• [Aim of the task] Scan each line of the records for the word "不是这样的" and extract the ones that have it.

══════

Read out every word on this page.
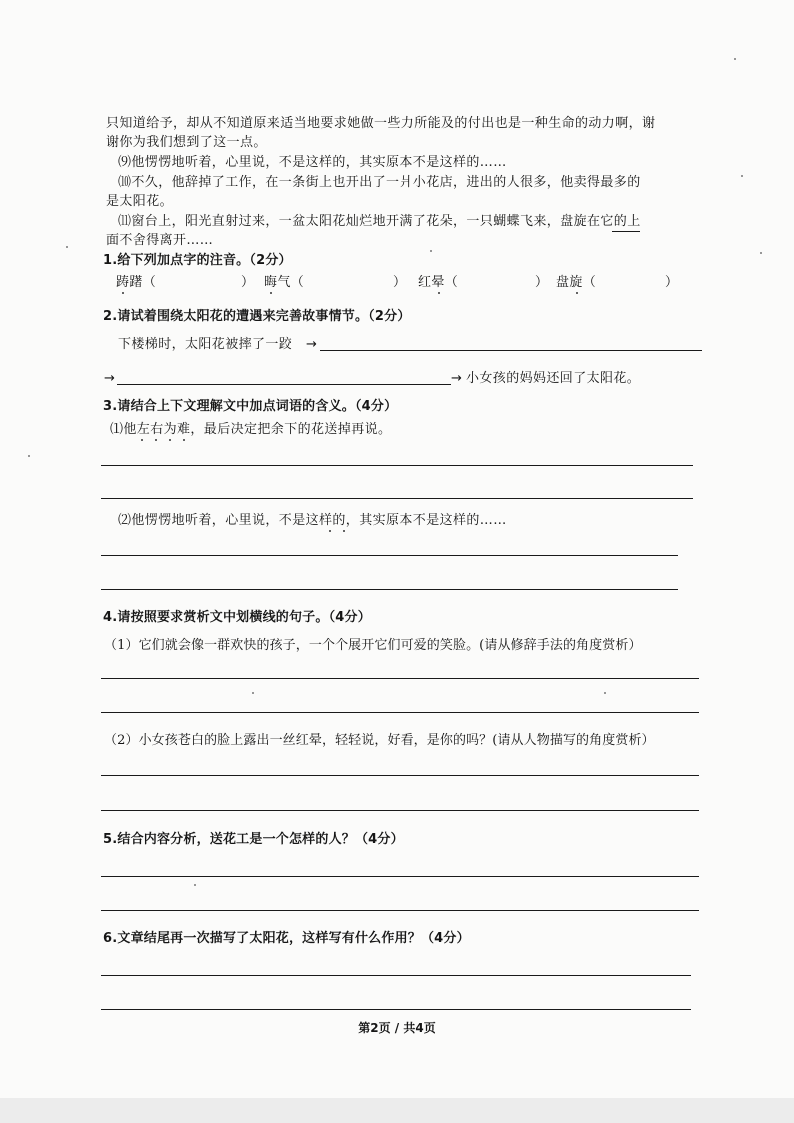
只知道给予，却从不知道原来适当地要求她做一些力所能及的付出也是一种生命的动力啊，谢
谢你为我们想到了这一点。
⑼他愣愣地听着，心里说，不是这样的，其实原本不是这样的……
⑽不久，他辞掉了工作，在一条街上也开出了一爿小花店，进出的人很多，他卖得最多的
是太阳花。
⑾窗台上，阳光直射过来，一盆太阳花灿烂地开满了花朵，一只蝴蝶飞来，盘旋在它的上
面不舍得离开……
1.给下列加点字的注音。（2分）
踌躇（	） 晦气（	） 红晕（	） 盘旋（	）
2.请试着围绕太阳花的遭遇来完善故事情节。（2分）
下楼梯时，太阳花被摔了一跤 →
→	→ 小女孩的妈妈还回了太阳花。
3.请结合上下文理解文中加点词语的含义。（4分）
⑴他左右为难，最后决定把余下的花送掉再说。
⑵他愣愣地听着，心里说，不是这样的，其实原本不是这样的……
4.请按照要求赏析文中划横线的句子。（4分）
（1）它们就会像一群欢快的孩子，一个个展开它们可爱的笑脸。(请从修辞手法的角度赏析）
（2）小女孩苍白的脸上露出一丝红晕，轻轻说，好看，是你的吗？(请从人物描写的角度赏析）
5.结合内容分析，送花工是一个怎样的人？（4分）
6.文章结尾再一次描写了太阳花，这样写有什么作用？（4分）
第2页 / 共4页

══════

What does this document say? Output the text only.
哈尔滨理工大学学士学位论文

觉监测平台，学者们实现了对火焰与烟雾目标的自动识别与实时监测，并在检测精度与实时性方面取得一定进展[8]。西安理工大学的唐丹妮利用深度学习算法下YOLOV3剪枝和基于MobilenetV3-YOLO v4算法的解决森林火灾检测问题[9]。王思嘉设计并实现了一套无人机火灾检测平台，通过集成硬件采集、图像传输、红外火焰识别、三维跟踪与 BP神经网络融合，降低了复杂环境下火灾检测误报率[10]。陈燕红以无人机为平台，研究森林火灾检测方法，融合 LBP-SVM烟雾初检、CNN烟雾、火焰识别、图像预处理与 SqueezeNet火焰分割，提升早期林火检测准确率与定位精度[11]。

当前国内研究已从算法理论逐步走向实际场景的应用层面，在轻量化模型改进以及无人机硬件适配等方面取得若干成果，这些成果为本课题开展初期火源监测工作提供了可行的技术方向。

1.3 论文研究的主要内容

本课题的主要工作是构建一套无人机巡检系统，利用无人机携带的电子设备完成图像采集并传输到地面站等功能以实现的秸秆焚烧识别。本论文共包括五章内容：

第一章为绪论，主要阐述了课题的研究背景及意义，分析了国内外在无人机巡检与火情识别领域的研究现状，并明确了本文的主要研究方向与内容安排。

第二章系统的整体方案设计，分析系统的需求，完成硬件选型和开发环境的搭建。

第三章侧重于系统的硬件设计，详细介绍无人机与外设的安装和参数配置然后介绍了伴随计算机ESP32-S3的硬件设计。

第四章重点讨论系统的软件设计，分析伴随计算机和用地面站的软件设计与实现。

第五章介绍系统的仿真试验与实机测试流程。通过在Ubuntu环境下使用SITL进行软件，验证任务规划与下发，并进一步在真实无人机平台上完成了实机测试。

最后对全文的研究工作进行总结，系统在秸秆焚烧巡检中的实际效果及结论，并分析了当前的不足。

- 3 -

══════

• [Solution for this exercise]
⑼他愣愣地听着，心里说，不是这样的，其实原本不是这样的……
⑵他愣愣地听着，心里说，不是这样的，其实原本不是这样的……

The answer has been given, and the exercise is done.